— begin Record extracts —

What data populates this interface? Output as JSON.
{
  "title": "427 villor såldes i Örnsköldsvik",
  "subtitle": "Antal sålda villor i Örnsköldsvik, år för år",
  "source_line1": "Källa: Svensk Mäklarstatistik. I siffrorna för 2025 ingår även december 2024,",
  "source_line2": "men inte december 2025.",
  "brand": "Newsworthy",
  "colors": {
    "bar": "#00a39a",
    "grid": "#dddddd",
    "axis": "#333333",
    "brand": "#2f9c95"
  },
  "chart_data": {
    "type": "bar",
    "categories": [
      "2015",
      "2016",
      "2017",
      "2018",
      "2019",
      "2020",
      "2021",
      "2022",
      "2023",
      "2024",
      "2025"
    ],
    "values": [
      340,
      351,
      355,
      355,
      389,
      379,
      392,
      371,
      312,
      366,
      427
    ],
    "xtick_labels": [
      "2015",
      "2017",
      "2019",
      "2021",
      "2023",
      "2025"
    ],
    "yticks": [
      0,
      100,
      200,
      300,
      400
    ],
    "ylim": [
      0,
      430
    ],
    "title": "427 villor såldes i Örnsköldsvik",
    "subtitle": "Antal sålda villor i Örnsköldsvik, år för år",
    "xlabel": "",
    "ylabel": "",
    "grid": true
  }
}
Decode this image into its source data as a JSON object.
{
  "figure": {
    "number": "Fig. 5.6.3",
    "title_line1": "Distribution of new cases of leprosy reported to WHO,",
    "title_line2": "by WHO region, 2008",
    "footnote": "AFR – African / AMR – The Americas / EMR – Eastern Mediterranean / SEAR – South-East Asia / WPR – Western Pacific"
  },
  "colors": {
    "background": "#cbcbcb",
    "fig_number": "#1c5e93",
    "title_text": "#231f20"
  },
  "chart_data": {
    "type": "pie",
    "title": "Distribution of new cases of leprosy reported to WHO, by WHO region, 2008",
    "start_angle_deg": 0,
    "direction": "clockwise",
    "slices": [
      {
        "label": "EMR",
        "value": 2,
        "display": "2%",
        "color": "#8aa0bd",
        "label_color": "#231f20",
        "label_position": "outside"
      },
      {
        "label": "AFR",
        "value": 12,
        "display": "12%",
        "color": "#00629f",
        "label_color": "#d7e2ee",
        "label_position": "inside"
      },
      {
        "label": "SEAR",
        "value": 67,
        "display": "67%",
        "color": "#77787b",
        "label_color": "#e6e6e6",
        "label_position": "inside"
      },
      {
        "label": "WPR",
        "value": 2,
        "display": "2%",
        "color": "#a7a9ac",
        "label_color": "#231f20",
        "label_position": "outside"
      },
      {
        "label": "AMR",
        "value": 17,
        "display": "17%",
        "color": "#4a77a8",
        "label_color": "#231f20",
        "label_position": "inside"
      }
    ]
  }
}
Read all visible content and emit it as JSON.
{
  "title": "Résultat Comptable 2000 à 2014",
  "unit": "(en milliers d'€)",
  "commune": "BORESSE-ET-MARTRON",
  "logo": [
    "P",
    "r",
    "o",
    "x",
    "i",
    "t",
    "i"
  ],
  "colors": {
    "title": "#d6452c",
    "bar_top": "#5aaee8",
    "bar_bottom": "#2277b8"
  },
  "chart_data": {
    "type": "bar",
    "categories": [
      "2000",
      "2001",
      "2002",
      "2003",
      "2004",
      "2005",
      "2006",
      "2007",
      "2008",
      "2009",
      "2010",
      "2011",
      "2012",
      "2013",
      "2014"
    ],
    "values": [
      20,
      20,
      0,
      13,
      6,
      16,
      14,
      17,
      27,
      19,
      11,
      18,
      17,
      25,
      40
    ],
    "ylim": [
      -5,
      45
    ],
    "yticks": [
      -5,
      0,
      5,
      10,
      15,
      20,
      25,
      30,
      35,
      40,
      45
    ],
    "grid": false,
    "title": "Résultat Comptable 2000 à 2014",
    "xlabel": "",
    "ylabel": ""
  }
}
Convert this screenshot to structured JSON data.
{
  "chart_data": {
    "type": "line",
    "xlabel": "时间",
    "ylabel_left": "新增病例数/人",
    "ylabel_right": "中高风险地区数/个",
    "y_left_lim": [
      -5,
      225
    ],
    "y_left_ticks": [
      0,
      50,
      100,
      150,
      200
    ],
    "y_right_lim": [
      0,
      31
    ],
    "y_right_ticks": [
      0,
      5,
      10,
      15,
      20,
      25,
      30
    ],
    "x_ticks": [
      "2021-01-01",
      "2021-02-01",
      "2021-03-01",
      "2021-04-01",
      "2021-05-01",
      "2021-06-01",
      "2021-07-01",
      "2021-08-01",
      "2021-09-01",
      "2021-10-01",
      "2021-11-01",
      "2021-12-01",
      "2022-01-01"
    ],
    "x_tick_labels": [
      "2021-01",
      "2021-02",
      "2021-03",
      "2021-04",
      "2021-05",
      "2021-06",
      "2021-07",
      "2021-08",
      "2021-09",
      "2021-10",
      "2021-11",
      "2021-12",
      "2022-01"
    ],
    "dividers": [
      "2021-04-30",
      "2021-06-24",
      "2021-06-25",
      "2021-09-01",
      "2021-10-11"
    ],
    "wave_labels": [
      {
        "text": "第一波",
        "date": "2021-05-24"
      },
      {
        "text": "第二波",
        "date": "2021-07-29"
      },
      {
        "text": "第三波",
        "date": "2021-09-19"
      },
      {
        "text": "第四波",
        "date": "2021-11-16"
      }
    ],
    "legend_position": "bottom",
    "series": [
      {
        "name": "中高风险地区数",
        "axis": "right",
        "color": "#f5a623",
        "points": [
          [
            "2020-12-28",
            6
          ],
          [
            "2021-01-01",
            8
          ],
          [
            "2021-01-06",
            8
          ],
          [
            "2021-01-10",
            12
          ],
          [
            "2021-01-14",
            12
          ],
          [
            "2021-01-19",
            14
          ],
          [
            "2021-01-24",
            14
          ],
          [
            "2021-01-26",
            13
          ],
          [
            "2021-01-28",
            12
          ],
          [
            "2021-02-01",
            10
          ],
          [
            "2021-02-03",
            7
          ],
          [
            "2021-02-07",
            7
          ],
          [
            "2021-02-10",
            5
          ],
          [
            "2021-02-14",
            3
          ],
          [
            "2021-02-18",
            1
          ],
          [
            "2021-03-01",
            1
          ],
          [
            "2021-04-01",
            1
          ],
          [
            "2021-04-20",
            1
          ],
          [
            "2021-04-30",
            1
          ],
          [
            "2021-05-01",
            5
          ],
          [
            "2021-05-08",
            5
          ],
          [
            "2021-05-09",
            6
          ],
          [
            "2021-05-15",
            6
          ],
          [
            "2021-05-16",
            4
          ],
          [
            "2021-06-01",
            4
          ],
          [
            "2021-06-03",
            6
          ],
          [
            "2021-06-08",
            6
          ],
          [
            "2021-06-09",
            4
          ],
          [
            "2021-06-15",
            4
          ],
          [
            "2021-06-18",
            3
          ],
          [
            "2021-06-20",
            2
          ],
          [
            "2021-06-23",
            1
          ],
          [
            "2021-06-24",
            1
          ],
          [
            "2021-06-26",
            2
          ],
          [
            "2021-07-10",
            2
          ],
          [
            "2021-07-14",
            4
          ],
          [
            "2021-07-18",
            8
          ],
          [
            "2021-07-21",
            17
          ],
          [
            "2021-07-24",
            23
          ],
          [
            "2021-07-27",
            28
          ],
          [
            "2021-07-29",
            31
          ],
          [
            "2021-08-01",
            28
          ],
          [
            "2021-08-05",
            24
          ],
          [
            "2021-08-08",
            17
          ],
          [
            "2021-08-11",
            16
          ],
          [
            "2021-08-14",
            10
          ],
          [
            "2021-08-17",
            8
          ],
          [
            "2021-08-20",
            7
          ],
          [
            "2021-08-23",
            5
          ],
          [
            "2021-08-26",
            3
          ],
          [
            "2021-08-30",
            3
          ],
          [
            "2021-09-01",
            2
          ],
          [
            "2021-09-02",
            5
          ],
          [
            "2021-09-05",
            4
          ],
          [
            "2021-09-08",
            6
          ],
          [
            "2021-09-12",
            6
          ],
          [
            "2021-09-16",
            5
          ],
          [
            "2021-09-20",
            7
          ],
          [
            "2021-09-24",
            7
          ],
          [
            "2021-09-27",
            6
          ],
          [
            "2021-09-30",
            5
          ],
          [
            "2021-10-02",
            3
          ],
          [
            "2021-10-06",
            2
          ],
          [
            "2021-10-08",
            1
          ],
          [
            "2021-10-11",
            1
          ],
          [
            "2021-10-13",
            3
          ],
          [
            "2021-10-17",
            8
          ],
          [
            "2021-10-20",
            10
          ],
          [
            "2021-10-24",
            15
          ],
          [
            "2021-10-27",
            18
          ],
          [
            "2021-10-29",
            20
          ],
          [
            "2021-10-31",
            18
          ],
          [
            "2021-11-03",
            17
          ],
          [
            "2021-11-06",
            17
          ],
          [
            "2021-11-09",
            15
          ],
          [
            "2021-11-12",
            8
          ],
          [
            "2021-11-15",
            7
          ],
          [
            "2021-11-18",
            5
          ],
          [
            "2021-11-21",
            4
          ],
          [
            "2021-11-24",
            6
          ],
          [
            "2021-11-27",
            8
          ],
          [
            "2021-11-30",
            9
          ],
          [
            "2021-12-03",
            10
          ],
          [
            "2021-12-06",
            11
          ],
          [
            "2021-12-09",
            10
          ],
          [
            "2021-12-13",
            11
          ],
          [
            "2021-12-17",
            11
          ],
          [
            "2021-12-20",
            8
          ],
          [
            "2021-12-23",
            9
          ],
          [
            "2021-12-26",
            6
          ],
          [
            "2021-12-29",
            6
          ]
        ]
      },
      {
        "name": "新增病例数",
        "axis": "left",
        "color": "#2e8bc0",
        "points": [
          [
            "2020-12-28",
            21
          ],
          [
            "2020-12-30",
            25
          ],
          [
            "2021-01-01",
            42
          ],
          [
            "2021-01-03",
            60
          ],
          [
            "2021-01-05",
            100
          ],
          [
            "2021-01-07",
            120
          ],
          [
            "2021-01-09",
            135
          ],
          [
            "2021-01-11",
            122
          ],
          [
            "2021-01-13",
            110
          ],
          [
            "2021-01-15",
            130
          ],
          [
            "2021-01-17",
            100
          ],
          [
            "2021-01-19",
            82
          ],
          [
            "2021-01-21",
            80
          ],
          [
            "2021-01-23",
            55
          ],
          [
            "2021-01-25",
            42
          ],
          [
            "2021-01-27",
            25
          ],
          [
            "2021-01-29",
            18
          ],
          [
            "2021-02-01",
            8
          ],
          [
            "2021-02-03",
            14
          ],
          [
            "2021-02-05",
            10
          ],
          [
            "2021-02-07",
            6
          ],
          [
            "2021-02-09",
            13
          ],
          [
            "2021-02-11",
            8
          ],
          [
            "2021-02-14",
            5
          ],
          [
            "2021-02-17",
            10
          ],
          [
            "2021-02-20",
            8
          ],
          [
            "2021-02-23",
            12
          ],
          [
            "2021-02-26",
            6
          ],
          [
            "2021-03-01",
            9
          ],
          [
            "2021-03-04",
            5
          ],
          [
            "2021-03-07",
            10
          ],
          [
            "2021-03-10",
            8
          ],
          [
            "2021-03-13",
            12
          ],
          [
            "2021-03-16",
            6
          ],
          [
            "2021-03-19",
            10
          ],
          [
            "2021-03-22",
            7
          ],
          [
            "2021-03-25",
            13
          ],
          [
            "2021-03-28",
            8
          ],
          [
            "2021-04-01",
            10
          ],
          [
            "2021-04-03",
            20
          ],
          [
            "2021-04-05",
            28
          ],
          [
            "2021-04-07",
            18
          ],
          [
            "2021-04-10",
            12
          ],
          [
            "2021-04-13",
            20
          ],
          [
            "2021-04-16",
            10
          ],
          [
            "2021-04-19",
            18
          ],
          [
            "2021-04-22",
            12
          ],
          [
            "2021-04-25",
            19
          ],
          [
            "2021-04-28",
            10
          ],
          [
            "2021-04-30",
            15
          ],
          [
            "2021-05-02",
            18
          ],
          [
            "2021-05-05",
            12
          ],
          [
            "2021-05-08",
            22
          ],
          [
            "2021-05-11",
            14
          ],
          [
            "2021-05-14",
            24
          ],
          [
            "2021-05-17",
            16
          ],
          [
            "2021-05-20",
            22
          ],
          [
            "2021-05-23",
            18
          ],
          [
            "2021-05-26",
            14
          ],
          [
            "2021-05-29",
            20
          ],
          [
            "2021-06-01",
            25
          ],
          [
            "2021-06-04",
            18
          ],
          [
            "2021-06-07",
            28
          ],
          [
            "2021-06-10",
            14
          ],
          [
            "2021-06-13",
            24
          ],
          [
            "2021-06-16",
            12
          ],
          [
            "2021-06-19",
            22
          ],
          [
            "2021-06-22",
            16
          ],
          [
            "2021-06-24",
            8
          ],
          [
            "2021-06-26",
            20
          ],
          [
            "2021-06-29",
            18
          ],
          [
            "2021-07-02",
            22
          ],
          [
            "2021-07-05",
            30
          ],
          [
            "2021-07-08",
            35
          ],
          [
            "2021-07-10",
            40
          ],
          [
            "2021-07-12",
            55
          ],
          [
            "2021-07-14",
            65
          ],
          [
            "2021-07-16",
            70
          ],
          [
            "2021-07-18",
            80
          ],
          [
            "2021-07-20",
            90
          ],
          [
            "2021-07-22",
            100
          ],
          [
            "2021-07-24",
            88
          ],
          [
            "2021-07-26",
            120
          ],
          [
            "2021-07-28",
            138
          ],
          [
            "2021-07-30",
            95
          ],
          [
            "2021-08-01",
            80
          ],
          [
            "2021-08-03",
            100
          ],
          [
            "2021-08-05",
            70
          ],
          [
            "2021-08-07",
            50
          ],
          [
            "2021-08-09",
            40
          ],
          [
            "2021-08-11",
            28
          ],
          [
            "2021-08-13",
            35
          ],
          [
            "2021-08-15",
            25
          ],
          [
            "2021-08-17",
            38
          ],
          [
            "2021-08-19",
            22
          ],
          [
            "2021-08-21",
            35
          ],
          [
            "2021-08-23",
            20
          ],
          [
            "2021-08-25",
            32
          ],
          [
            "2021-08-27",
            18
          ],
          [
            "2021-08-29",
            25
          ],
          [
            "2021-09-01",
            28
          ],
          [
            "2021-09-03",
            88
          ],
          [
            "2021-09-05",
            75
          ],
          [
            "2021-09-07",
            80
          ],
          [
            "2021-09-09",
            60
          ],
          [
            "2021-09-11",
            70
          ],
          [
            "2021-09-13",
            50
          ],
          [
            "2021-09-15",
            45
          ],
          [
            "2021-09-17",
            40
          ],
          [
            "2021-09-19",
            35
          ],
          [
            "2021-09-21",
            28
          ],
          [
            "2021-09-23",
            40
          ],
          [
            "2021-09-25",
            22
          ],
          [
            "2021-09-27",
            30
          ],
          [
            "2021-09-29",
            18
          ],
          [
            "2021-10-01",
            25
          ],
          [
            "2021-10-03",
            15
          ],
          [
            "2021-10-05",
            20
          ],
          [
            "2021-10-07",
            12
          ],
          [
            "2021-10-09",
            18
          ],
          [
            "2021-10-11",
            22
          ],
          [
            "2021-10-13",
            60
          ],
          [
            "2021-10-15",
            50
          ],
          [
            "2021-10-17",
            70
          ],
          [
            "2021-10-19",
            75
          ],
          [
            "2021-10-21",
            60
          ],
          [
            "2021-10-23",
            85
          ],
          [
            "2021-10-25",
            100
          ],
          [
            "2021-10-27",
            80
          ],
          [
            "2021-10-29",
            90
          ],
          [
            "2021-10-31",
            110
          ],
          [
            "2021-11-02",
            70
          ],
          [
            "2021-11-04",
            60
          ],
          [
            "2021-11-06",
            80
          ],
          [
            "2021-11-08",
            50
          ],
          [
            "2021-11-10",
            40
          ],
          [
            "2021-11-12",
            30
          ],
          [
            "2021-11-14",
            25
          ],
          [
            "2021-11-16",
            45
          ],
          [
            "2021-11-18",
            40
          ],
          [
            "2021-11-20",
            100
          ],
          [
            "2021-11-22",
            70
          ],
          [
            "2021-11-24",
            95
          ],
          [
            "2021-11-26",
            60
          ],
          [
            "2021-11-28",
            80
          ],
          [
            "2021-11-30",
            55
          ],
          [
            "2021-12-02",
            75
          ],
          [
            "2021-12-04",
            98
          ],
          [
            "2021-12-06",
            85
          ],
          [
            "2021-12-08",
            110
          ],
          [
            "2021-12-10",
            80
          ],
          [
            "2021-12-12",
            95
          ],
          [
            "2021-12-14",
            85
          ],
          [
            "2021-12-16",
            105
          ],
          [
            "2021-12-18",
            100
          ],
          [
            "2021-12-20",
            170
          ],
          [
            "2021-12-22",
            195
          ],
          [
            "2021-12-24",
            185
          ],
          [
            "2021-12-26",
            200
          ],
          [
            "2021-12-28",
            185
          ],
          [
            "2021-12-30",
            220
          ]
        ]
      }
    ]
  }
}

— end Record extracts —

→ Requirement: Working from the listing above, pick out every line that has "region" and copy it.

→ Task response:
    "title_line2": "by WHO region, 2008",
    "title": "Distribution of new cases of leprosy reported to WHO, by WHO region, 2008",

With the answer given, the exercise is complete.